→ **TASK TO COMPLETE**
The records below are to be repeated in full, exactly as they are.
********
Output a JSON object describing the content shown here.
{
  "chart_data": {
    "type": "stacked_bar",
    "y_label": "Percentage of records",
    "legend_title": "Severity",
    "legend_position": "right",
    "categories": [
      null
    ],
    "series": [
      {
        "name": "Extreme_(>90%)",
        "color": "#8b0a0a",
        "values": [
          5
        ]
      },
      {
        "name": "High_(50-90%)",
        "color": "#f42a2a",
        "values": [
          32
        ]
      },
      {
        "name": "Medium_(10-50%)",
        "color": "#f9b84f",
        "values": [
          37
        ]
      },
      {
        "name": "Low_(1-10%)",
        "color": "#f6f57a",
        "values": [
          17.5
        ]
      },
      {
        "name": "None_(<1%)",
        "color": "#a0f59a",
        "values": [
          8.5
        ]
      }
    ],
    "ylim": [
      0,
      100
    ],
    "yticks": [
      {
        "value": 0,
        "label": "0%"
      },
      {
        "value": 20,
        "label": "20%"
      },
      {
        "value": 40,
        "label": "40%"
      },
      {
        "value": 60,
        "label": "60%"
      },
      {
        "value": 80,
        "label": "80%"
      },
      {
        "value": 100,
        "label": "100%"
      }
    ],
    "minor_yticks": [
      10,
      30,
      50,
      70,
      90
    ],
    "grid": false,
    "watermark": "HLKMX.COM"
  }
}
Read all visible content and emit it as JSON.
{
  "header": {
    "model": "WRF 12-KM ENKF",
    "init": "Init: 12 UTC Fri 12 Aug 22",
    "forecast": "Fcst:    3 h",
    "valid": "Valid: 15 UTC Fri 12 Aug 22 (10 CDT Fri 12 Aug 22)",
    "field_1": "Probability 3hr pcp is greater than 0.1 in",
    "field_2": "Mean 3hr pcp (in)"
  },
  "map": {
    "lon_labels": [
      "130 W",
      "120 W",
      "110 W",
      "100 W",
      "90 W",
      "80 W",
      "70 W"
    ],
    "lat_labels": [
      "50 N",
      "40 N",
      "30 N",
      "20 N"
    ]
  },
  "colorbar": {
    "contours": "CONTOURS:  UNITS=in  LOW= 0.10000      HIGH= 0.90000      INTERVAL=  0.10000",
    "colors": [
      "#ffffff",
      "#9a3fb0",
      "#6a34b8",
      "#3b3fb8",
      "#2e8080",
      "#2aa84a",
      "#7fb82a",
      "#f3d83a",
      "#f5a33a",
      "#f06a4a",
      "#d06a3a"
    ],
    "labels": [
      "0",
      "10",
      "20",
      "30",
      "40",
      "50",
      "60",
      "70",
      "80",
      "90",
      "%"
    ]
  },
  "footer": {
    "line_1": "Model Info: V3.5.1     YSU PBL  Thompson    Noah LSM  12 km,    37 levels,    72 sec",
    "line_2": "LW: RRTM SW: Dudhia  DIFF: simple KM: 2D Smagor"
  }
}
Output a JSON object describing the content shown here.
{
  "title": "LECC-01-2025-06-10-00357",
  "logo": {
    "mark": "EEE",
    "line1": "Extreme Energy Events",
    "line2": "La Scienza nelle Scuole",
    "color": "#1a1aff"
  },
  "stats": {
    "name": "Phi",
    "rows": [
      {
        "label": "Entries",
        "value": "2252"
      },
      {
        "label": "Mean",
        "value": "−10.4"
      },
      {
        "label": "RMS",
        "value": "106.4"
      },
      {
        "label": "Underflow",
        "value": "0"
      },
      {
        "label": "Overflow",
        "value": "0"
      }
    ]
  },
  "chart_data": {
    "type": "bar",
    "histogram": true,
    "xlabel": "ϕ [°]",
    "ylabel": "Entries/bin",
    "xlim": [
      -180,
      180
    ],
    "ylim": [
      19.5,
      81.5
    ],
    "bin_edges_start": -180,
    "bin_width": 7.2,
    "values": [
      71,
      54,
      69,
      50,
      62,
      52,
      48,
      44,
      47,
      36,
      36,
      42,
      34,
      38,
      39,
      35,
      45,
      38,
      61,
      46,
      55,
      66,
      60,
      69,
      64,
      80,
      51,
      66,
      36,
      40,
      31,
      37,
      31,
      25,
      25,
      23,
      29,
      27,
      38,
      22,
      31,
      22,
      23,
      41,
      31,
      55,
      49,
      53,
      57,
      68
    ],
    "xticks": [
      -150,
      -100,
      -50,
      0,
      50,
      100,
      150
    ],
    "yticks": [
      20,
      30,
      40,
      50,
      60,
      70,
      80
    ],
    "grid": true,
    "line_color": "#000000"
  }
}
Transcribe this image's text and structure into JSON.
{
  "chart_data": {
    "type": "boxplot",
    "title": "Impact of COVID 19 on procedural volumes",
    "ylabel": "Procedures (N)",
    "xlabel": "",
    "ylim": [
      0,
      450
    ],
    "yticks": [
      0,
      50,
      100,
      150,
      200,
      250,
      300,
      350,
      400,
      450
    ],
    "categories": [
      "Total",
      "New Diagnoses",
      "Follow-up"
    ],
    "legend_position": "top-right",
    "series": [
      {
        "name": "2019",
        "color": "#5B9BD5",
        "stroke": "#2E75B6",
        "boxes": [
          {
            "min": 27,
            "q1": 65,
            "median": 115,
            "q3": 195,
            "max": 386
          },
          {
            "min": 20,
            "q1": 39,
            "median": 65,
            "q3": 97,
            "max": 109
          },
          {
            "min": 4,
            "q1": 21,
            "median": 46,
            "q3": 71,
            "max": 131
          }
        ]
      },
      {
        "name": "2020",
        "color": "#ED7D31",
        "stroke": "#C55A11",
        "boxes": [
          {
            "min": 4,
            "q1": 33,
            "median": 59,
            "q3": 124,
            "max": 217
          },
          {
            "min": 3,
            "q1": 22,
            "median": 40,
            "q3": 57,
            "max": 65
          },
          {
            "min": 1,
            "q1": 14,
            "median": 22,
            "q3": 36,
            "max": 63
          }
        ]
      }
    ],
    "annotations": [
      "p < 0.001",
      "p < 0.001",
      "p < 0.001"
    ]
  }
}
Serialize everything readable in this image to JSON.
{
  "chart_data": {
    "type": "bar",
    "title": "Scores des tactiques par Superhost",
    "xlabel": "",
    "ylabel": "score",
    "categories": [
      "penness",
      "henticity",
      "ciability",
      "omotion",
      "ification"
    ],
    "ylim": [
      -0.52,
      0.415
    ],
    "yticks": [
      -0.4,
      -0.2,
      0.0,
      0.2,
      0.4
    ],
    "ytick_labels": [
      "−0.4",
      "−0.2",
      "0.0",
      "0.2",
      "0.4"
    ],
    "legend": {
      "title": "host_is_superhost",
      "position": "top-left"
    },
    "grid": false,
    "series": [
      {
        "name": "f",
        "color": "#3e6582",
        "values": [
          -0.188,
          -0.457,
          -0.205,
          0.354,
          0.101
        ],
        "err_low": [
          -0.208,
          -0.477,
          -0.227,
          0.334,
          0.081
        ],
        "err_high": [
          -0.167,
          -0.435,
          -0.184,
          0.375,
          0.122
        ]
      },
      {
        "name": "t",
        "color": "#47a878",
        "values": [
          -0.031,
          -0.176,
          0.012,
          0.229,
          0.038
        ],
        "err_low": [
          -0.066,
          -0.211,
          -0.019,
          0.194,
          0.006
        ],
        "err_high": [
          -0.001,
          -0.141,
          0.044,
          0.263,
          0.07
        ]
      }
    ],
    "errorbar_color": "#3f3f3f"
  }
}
********
→ **FINISHED TASK**
Output a JSON object describing the content shown here.
{
  "chart_data": {
    "type": "stacked_bar",
    "y_label": "Percentage of records",
    "legend_title": "Severity",
    "legend_position": "right",
    "categories": [
      null
    ],
    "series": [
      {
        "name": "Extreme_(>90%)",
        "color": "#8b0a0a",
        "values": [
          5
        ]
      },
      {
        "name": "High_(50-90%)",
        "color": "#f42a2a",
        "values": [
          32
        ]
      },
      {
        "name": "Medium_(10-50%)",
        "color": "#f9b84f",
        "values": [
          37
        ]
      },
      {
        "name": "Low_(1-10%)",
        "color": "#f6f57a",
        "values": [
          17.5
        ]
      },
      {
        "name": "None_(<1%)",
        "color": "#a0f59a",
        "values": [
          8.5
        ]
      }
    ],
    "ylim": [
      0,
      100
    ],
    "yticks": [
      {
        "value": 0,
        "label": "0%"
      },
      {
        "value": 20,
        "label": "20%"
      },
      {
        "value": 40,
        "label": "40%"
      },
      {
        "value": 60,
        "label": "60%"
      },
      {
        "value": 80,
        "label": "80%"
      },
      {
        "value": 100,
        "label": "100%"
      }
    ],
    "minor_yticks": [
      10,
      30,
      50,
      70,
      90
    ],
    "grid": false,
    "watermark": "HLKMX.COM"
  }
}
Read all visible content and emit it as JSON.
{
  "header": {
    "model": "WRF 12-KM ENKF",
    "init": "Init: 12 UTC Fri 12 Aug 22",
    "forecast": "Fcst:    3 h",
    "valid": "Valid: 15 UTC Fri 12 Aug 22 (10 CDT Fri 12 Aug 22)",
    "field_1": "Probability 3hr pcp is greater than 0.1 in",
    "field_2": "Mean 3hr pcp (in)"
  },
  "map": {
    "lon_labels": [
      "130 W",
      "120 W",
      "110 W",
      "100 W",
      "90 W",
      "80 W",
      "70 W"
    ],
    "lat_labels": [
      "50 N",
      "40 N",
      "30 N",
      "20 N"
    ]
  },
  "colorbar": {
    "contours": "CONTOURS:  UNITS=in  LOW= 0.10000      HIGH= 0.90000      INTERVAL=  0.10000",
    "colors": [
      "#ffffff",
      "#9a3fb0",
      "#6a34b8",
      "#3b3fb8",
      "#2e8080",
      "#2aa84a",
      "#7fb82a",
      "#f3d83a",
      "#f5a33a",
      "#f06a4a",
      "#d06a3a"
    ],
    "labels": [
      "0",
      "10",
      "20",
      "30",
      "40",
      "50",
      "60",
      "70",
      "80",
      "90",
      "%"
    ]
  },
  "footer": {
    "line_1": "Model Info: V3.5.1     YSU PBL  Thompson    Noah LSM  12 km,    37 levels,    72 sec",
    "line_2": "LW: RRTM SW: Dudhia  DIFF: simple KM: 2D Smagor"
  }
}
Output a JSON object describing the content shown here.
{
  "title": "LECC-01-2025-06-10-00357",
  "logo": {
    "mark": "EEE",
    "line1": "Extreme Energy Events",
    "line2": "La Scienza nelle Scuole",
    "color": "#1a1aff"
  },
  "stats": {
    "name": "Phi",
    "rows": [
      {
        "label": "Entries",
        "value": "2252"
      },
      {
        "label": "Mean",
        "value": "−10.4"
      },
      {
        "label": "RMS",
        "value": "106.4"
      },
      {
        "label": "Underflow",
        "value": "0"
      },
      {
        "label": "Overflow",
        "value": "0"
      }
    ]
  },
  "chart_data": {
    "type": "bar",
    "histogram": true,
    "xlabel": "ϕ [°]",
    "ylabel": "Entries/bin",
    "xlim": [
      -180,
      180
    ],
    "ylim": [
      19.5,
      81.5
    ],
    "bin_edges_start": -180,
    "bin_width": 7.2,
    "values": [
      71,
      54,
      69,
      50,
      62,
      52,
      48,
      44,
      47,
      36,
      36,
      42,
      34,
      38,
      39,
      35,
      45,
      38,
      61,
      46,
      55,
      66,
      60,
      69,
      64,
      80,
      51,
      66,
      36,
      40,
      31,
      37,
      31,
      25,
      25,
      23,
      29,
      27,
      38,
      22,
      31,
      22,
      23,
      41,
      31,
      55,
      49,
      53,
      57,
      68
    ],
    "xticks": [
      -150,
      -100,
      -50,
      0,
      50,
      100,
      150
    ],
    "yticks": [
      20,
      30,
      40,
      50,
      60,
      70,
      80
    ],
    "grid": true,
    "line_color": "#000000"
  }
}
Transcribe this image's text and structure into JSON.
{
  "chart_data": {
    "type": "boxplot",
    "title": "Impact of COVID 19 on procedural volumes",
    "ylabel": "Procedures (N)",
    "xlabel": "",
    "ylim": [
      0,
      450
    ],
    "yticks": [
      0,
      50,
      100,
      150,
      200,
      250,
      300,
      350,
      400,
      450
    ],
    "categories": [
      "Total",
      "New Diagnoses",
      "Follow-up"
    ],
    "legend_position": "top-right",
    "series": [
      {
        "name": "2019",
        "color": "#5B9BD5",
        "stroke": "#2E75B6",
        "boxes": [
          {
            "min": 27,
            "q1": 65,
            "median": 115,
            "q3": 195,
            "max": 386
          },
          {
            "min": 20,
            "q1": 39,
            "median": 65,
            "q3": 97,
            "max": 109
          },
          {
            "min": 4,
            "q1": 21,
            "median": 46,
            "q3": 71,
            "max": 131
          }
        ]
      },
      {
        "name": "2020",
        "color": "#ED7D31",
        "stroke": "#C55A11",
        "boxes": [
          {
            "min": 4,
            "q1": 33,
            "median": 59,
            "q3": 124,
            "max": 217
          },
          {
            "min": 3,
            "q1": 22,
            "median": 40,
            "q3": 57,
            "max": 65
          },
          {
            "min": 1,
            "q1": 14,
            "median": 22,
            "q3": 36,
            "max": 63
          }
        ]
      }
    ],
    "annotations": [
      "p < 0.001",
      "p < 0.001",
      "p < 0.001"
    ]
  }
}
Serialize everything readable in this image to JSON.
{
  "chart_data": {
    "type": "bar",
    "title": "Scores des tactiques par Superhost",
    "xlabel": "",
    "ylabel": "score",
    "categories": [
      "penness",
      "henticity",
      "ciability",
      "omotion",
      "ification"
    ],
    "ylim": [
      -0.52,
      0.415
    ],
    "yticks": [
      -0.4,
      -0.2,
      0.0,
      0.2,
      0.4
    ],
    "ytick_labels": [
      "−0.4",
      "−0.2",
      "0.0",
      "0.2",
      "0.4"
    ],
    "legend": {
      "title": "host_is_superhost",
      "position": "top-left"
    },
    "grid": false,
    "series": [
      {
        "name": "f",
        "color": "#3e6582",
        "values": [
          -0.188,
          -0.457,
          -0.205,
          0.354,
          0.101
        ],
        "err_low": [
          -0.208,
          -0.477,
          -0.227,
          0.334,
          0.081
        ],
        "err_high": [
          -0.167,
          -0.435,
          -0.184,
          0.375,
          0.122
        ]
      },
      {
        "name": "t",
        "color": "#47a878",
        "values": [
          -0.031,
          -0.176,
          0.012,
          0.229,
          0.038
        ],
        "err_low": [
          -0.066,
          -0.211,
          -0.019,
          0.194,
          0.006
        ],
        "err_high": [
          -0.001,
          -0.141,
          0.044,
          0.263,
          0.07
        ]
      }
    ],
    "errorbar_color": "#3f3f3f"
  }
}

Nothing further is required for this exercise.